Repeat every record exactly, but keep images out of the copy.

[Data entries]
---
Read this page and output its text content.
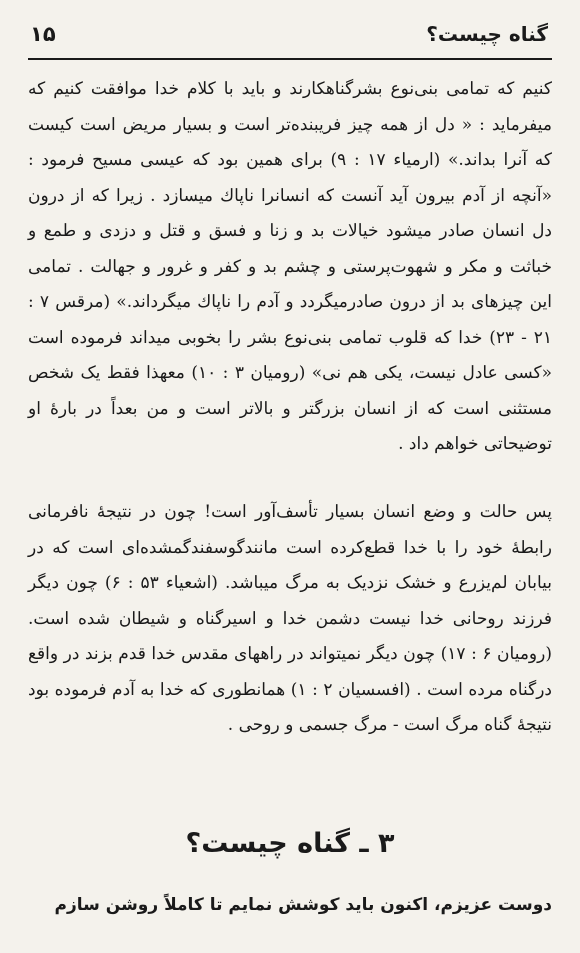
گناه چیست؟
۱۵
کنیم که تمامی بنی‌نوع بشرگناهکارند و باید با کلام خدا موافقت کنیم که میفرماید : « دل از همه چیز فریبنده‌تر است و بسیار مریض است کیست که آنرا بداند.» (ارمیاء ۱۷ : ۹) برای همین بود که عیسی مسیح فرمود : «آنچه از آدم بیرون آید آنست که انسانرا ناپاك میسازد . زیرا که از درون دل انسان صادر میشود خیالات بد و زنا و فسق و قتل و دزدی و طمع و خباثت و مکر و شهوت‌پرستی و چشم بد و کفر و غرور و جهالت . تمامی این چیزهای بد از درون صادرمیگردد و آدم را ناپاك میگرداند.» (مرقس ۷ : ۲۱ - ۲۳) خدا که قلوب تمامی بنی‌نوع بشر را بخوبی میداند فرموده است «کسی عادل نیست، یکی هم نی» (رومیان ۳ : ۱۰) معهذا فقط یک شخص مستثنی است که از انسان بزرگتر و بالاتر است و من بعداً در بارهٔ او توضیحاتی خواهم داد .
پس حالت و وضع انسان بسیار تأسف‌آور است! چون در نتیجهٔ نافرمانی رابطهٔ خود را با خدا قطع‌کرده است مانندگوسفندگمشده‌ای است که در بیابان لم‌یزرع و خشک نزدیک به مرگ میباشد. (اشعیاء ۵۳ : ۶) چون دیگر فرزند روحانی خدا نیست دشمن خدا و اسیرگناه و شیطان شده است.(رومیان ۶ : ۱۷) چون دیگر نمیتواند در راههای مقدس خدا قدم بزند در واقع درگناه مرده است . (افسسیان ۲ : ۱) همانطوری که خدا به آدم فرموده بود نتیجهٔ گناه مرگ است - مرگ جسمی و روحی .
۳ ـ گناه چیست؟
دوست عزیزم، اکنون باید کوشش نمایم تا کاملاً روشن سازم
---
Final result:
Read this page and output its text content.
گناه چیست؟
۱۵
کنیم که تمامی بنی‌نوع بشرگناهکارند و باید با کلام خدا موافقت کنیم که میفرماید : « دل از همه چیز فریبنده‌تر است و بسیار مریض است کیست که آنرا بداند.» (ارمیاء ۱۷ : ۹) برای همین بود که عیسی مسیح فرمود : «آنچه از آدم بیرون آید آنست که انسانرا ناپاك میسازد . زیرا که از درون دل انسان صادر میشود خیالات بد و زنا و فسق و قتل و دزدی و طمع و خباثت و مکر و شهوت‌پرستی و چشم بد و کفر و غرور و جهالت . تمامی این چیزهای بد از درون صادرمیگردد و آدم را ناپاك میگرداند.» (مرقس ۷ : ۲۱ - ۲۳) خدا که قلوب تمامی بنی‌نوع بشر را بخوبی میداند فرموده است «کسی عادل نیست، یکی هم نی» (رومیان ۳ : ۱۰) معهذا فقط یک شخص مستثنی است که از انسان بزرگتر و بالاتر است و من بعداً در بارهٔ او توضیحاتی خواهم داد .
پس حالت و وضع انسان بسیار تأسف‌آور است! چون در نتیجهٔ نافرمانی رابطهٔ خود را با خدا قطع‌کرده است مانندگوسفندگمشده‌ای است که در بیابان لم‌یزرع و خشک نزدیک به مرگ میباشد. (اشعیاء ۵۳ : ۶) چون دیگر فرزند روحانی خدا نیست دشمن خدا و اسیرگناه و شیطان شده است.(رومیان ۶ : ۱۷) چون دیگر نمیتواند در راههای مقدس خدا قدم بزند در واقع درگناه مرده است . (افسسیان ۲ : ۱) همانطوری که خدا به آدم فرموده بود نتیجهٔ گناه مرگ است - مرگ جسمی و روحی .
۳ ـ گناه چیست؟
دوست عزیزم، اکنون باید کوشش نمایم تا کاملاً روشن سازم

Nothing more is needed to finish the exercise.